## Task brief
Pick out the lines below that include the string "marker".

## Material for this exercise
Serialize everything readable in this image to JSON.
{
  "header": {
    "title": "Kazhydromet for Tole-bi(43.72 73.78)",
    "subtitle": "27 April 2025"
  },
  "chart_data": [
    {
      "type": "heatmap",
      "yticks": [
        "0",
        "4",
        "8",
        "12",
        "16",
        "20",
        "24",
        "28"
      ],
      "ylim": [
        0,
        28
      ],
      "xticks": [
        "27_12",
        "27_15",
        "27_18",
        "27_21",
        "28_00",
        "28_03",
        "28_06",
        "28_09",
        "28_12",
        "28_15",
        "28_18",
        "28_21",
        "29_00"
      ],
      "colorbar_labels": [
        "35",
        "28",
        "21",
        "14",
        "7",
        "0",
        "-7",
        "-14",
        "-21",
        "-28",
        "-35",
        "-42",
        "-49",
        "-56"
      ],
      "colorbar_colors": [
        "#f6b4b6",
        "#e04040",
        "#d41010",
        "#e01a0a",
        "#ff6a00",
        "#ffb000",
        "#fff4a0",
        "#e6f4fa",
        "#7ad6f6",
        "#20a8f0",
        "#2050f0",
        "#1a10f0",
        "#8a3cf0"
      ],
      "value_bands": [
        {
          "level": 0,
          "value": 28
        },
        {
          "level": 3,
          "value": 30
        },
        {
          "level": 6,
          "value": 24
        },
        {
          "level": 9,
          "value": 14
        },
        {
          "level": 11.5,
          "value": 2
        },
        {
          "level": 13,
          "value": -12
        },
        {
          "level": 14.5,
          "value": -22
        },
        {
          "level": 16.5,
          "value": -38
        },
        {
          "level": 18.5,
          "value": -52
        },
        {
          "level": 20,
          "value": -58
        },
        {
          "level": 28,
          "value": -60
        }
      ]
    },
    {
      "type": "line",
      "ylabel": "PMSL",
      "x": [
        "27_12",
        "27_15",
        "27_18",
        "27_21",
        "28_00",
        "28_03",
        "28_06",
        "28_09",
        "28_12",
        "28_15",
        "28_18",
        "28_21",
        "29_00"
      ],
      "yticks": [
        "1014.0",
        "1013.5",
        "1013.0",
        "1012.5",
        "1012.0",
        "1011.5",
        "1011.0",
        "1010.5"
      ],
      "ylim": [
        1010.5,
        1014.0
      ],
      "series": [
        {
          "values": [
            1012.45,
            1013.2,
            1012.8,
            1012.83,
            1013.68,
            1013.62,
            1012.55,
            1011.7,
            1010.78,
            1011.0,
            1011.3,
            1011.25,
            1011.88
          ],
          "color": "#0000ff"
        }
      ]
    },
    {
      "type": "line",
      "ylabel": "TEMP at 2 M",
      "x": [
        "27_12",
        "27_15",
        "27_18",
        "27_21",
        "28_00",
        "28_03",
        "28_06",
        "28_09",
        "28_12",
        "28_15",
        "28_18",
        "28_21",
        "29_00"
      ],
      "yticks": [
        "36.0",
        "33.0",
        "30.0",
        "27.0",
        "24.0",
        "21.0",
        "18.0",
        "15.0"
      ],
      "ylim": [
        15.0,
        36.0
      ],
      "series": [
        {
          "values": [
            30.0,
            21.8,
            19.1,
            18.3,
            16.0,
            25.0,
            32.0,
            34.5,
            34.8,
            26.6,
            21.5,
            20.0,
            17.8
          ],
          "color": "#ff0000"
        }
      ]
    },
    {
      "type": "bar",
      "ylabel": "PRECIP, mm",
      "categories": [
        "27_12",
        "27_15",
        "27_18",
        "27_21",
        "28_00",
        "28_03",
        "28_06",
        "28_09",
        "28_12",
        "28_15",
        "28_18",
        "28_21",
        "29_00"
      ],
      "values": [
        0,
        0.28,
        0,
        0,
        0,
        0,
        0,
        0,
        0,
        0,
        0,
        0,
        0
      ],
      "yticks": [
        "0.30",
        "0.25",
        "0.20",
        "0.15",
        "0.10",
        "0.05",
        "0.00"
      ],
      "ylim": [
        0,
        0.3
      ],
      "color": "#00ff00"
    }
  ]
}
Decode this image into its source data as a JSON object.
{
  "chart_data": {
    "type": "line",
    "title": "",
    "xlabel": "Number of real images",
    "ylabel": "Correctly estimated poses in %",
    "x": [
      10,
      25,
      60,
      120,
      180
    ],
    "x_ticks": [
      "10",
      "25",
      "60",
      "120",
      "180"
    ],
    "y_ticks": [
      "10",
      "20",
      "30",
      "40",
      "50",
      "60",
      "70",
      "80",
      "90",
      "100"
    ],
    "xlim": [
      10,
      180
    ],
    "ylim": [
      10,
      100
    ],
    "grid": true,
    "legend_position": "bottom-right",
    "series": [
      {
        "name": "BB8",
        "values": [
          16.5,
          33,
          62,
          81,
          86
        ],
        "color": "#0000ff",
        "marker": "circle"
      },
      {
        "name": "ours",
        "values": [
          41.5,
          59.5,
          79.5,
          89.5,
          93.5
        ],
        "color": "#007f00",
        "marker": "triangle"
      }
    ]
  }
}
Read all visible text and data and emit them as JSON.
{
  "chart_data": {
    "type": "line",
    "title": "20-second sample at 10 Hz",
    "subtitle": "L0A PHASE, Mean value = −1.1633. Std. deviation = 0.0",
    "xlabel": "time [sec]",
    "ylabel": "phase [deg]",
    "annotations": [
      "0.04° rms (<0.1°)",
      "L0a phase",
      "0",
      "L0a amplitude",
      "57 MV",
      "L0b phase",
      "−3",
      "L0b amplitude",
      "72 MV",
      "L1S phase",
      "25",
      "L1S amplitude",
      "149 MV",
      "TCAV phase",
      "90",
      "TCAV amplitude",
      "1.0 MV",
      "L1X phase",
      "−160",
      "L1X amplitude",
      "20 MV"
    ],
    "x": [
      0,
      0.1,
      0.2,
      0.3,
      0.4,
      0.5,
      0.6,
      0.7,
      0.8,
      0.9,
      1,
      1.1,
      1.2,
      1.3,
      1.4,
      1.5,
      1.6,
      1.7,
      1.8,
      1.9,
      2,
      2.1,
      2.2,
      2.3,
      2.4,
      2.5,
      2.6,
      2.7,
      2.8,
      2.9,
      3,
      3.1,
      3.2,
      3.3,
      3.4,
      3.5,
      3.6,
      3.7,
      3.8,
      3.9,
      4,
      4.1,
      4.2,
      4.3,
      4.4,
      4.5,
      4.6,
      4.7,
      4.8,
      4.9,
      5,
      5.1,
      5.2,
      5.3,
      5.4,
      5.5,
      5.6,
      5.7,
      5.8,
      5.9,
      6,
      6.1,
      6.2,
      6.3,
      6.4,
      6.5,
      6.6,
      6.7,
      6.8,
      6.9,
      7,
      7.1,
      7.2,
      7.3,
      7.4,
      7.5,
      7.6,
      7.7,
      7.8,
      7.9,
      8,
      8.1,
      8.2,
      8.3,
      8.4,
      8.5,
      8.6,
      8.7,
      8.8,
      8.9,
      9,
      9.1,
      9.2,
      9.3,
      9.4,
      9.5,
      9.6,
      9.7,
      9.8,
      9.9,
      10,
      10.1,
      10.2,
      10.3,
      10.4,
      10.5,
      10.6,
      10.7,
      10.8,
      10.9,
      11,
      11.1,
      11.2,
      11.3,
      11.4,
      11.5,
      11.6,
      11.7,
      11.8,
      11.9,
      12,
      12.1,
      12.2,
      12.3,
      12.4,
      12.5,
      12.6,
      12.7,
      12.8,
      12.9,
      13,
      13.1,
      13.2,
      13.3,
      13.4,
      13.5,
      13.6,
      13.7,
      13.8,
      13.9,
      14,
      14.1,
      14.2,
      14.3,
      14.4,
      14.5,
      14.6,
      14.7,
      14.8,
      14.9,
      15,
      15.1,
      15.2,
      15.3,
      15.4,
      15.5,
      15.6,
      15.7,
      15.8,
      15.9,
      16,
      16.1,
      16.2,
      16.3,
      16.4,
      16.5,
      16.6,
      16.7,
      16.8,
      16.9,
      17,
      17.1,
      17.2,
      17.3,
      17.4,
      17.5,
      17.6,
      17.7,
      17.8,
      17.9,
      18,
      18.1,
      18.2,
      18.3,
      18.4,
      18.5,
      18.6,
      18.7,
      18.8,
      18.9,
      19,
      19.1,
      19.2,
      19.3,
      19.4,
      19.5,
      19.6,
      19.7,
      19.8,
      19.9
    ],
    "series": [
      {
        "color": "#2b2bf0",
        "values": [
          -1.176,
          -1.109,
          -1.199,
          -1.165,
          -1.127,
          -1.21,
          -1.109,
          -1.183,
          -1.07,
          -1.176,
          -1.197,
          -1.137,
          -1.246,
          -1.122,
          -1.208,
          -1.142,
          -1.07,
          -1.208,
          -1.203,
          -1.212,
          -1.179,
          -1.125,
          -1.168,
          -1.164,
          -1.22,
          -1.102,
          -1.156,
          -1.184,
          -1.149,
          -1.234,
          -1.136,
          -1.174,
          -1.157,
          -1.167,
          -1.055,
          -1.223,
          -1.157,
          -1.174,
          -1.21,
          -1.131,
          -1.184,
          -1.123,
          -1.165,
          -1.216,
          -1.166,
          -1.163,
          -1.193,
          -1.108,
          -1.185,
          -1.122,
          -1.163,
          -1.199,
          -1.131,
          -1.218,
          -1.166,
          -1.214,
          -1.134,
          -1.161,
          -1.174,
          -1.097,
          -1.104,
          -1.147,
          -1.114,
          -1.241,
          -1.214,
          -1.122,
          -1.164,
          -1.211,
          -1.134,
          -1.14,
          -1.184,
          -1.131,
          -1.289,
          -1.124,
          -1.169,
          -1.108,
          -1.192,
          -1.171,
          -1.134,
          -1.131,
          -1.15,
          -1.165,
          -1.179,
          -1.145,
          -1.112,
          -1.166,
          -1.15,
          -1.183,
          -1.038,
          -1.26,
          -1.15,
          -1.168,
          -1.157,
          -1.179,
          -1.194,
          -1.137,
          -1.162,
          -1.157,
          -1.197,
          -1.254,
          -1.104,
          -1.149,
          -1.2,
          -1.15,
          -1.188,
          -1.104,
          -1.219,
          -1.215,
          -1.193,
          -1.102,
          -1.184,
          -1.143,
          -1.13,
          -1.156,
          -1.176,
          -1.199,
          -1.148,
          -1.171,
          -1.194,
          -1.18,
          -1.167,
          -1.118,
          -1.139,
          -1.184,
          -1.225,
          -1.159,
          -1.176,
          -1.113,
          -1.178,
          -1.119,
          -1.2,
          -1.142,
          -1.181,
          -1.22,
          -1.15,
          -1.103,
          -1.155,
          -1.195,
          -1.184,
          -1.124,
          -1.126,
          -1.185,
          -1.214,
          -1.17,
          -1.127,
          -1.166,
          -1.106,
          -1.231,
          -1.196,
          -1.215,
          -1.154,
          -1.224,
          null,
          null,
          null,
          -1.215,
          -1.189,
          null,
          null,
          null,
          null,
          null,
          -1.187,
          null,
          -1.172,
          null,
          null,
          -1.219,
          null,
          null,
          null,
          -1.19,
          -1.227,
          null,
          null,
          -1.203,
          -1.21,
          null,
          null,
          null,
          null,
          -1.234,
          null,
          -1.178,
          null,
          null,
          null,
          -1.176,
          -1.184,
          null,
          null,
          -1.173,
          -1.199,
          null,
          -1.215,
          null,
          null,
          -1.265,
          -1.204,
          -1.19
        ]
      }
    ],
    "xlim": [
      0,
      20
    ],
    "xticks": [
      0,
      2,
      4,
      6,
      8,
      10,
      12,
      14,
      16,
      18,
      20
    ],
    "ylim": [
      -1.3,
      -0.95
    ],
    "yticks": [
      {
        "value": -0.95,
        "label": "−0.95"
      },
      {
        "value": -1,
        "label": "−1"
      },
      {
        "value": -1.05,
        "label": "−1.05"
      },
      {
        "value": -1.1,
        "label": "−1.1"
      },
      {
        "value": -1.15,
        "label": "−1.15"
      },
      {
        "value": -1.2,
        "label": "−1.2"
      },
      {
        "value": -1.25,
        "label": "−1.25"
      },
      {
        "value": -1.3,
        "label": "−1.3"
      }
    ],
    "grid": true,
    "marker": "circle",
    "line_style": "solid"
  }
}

## Response
        "marker": "circle"
        "marker": "triangle"
    "marker": "circle",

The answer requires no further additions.